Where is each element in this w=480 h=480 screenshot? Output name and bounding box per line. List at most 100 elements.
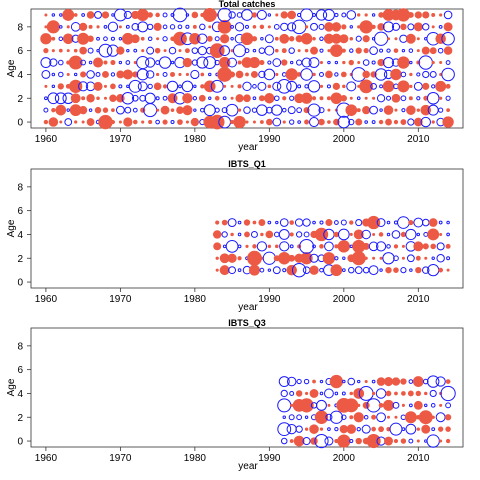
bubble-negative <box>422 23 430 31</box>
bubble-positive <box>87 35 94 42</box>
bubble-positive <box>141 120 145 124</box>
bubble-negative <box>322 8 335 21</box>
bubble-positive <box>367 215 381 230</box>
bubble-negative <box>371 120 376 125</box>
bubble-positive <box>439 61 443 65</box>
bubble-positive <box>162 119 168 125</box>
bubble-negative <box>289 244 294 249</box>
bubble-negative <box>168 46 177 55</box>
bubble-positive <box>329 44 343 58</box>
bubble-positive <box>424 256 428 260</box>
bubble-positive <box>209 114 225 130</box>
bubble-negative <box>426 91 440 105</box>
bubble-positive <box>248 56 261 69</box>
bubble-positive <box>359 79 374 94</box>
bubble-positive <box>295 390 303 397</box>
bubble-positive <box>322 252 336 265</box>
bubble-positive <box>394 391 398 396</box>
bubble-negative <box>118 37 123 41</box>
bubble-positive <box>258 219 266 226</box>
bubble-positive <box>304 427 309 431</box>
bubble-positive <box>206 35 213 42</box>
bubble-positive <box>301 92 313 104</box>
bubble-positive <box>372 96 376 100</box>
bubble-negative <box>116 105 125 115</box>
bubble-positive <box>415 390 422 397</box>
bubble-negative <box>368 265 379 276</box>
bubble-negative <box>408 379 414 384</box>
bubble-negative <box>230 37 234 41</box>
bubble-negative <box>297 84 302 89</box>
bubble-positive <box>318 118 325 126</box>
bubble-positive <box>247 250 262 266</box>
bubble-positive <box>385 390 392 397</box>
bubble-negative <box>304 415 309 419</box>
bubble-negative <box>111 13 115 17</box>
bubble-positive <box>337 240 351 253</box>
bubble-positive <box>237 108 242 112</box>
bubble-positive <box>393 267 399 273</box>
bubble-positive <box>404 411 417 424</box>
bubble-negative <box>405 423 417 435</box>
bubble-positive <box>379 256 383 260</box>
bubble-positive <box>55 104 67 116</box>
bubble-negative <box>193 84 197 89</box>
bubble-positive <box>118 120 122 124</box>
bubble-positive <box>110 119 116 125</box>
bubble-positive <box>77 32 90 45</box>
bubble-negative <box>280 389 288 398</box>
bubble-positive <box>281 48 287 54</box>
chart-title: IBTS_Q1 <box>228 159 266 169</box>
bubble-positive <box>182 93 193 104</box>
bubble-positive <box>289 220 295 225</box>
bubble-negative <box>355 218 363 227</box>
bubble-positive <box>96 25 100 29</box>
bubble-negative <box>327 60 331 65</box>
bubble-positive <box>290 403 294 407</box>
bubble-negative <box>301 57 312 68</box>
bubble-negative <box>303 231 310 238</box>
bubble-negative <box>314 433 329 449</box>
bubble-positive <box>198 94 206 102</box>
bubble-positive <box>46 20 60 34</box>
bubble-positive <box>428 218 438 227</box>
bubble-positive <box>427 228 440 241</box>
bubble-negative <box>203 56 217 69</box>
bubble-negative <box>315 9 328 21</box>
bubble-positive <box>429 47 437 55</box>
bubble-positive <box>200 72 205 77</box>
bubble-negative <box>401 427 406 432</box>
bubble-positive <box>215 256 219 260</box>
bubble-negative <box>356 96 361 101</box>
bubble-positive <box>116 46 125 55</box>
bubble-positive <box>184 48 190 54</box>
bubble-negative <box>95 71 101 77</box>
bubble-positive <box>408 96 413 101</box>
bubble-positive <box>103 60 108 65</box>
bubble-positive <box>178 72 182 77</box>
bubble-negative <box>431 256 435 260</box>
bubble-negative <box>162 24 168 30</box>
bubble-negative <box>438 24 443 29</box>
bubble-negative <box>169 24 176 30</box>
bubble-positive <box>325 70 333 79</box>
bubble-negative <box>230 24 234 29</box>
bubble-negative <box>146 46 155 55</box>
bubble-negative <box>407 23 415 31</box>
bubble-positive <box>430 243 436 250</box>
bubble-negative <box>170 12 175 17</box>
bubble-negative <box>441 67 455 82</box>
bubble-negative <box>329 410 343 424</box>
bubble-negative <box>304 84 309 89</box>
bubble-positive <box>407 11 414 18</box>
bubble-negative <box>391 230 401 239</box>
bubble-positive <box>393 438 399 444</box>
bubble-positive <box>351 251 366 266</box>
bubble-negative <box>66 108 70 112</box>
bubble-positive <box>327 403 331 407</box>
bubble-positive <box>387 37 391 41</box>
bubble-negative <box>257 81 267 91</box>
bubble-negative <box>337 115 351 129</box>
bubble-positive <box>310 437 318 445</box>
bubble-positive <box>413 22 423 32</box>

What is needed
Change every "bubble-negative" in the records to "negative-bubble" and keep everything else the same. Leave out the pictures.

Task answer
Where is each element in this w=480 h=480 screenshot? Output name and bounding box per line. List at most 100 elements.
negative-bubble <box>422 23 430 31</box>
bubble-positive <box>87 35 94 42</box>
bubble-positive <box>141 120 145 124</box>
negative-bubble <box>322 8 335 21</box>
bubble-positive <box>367 215 381 230</box>
negative-bubble <box>371 120 376 125</box>
bubble-positive <box>439 61 443 65</box>
bubble-positive <box>162 119 168 125</box>
negative-bubble <box>289 244 294 249</box>
negative-bubble <box>168 46 177 55</box>
bubble-positive <box>329 44 343 58</box>
bubble-positive <box>424 256 428 260</box>
bubble-positive <box>209 114 225 130</box>
negative-bubble <box>426 91 440 105</box>
bubble-positive <box>248 56 261 69</box>
bubble-positive <box>359 79 374 94</box>
bubble-positive <box>295 390 303 397</box>
bubble-positive <box>322 252 336 265</box>
bubble-positive <box>394 391 398 396</box>
negative-bubble <box>118 37 123 41</box>
bubble-positive <box>258 219 266 226</box>
bubble-positive <box>304 427 309 431</box>
bubble-positive <box>206 35 213 42</box>
bubble-positive <box>301 92 313 104</box>
bubble-positive <box>372 96 376 100</box>
negative-bubble <box>116 105 125 115</box>
bubble-positive <box>415 390 422 397</box>
negative-bubble <box>368 265 379 276</box>
negative-bubble <box>408 379 414 384</box>
negative-bubble <box>230 37 234 41</box>
negative-bubble <box>297 84 302 89</box>
bubble-positive <box>318 118 325 126</box>
bubble-positive <box>247 250 262 266</box>
bubble-positive <box>385 390 392 397</box>
negative-bubble <box>304 415 309 419</box>
negative-bubble <box>111 13 115 17</box>
bubble-positive <box>337 240 351 253</box>
bubble-positive <box>237 108 242 112</box>
bubble-positive <box>393 267 399 273</box>
bubble-positive <box>404 411 417 424</box>
negative-bubble <box>405 423 417 435</box>
bubble-positive <box>379 256 383 260</box>
bubble-positive <box>55 104 67 116</box>
negative-bubble <box>193 84 197 89</box>
bubble-positive <box>118 120 122 124</box>
bubble-positive <box>110 119 116 125</box>
bubble-positive <box>77 32 90 45</box>
negative-bubble <box>280 389 288 398</box>
bubble-positive <box>281 48 287 54</box>
chart-title: IBTS_Q1 <box>228 159 266 169</box>
bubble-positive <box>182 93 193 104</box>
bubble-positive <box>289 220 295 225</box>
negative-bubble <box>355 218 363 227</box>
bubble-positive <box>96 25 100 29</box>
negative-bubble <box>327 60 331 65</box>
bubble-positive <box>290 403 294 407</box>
negative-bubble <box>301 57 312 68</box>
negative-bubble <box>303 231 310 238</box>
negative-bubble <box>314 433 329 449</box>
bubble-positive <box>198 94 206 102</box>
bubble-positive <box>46 20 60 34</box>
bubble-positive <box>428 218 438 227</box>
bubble-positive <box>427 228 440 241</box>
negative-bubble <box>203 56 217 69</box>
negative-bubble <box>315 9 328 21</box>
bubble-positive <box>429 47 437 55</box>
bubble-positive <box>200 72 205 77</box>
negative-bubble <box>401 427 406 432</box>
bubble-positive <box>215 256 219 260</box>
negative-bubble <box>356 96 361 101</box>
bubble-positive <box>116 46 125 55</box>
bubble-positive <box>184 48 190 54</box>
negative-bubble <box>95 71 101 77</box>
bubble-positive <box>408 96 413 101</box>
bubble-positive <box>103 60 108 65</box>
bubble-positive <box>178 72 182 77</box>
negative-bubble <box>431 256 435 260</box>
negative-bubble <box>162 24 168 30</box>
negative-bubble <box>438 24 443 29</box>
negative-bubble <box>169 24 176 30</box>
bubble-positive <box>325 70 333 79</box>
negative-bubble <box>230 24 234 29</box>
negative-bubble <box>146 46 155 55</box>
negative-bubble <box>407 23 415 31</box>
bubble-positive <box>430 243 436 250</box>
negative-bubble <box>170 12 175 17</box>
negative-bubble <box>441 67 455 82</box>
negative-bubble <box>329 410 343 424</box>
negative-bubble <box>304 84 309 89</box>
bubble-positive <box>407 11 414 18</box>
negative-bubble <box>391 230 401 239</box>
bubble-positive <box>393 438 399 444</box>
bubble-positive <box>351 251 366 266</box>
negative-bubble <box>66 108 70 112</box>
bubble-positive <box>327 403 331 407</box>
bubble-positive <box>387 37 391 41</box>
negative-bubble <box>257 81 267 91</box>
negative-bubble <box>337 115 351 129</box>
bubble-positive <box>310 437 318 445</box>
bubble-positive <box>413 22 423 32</box>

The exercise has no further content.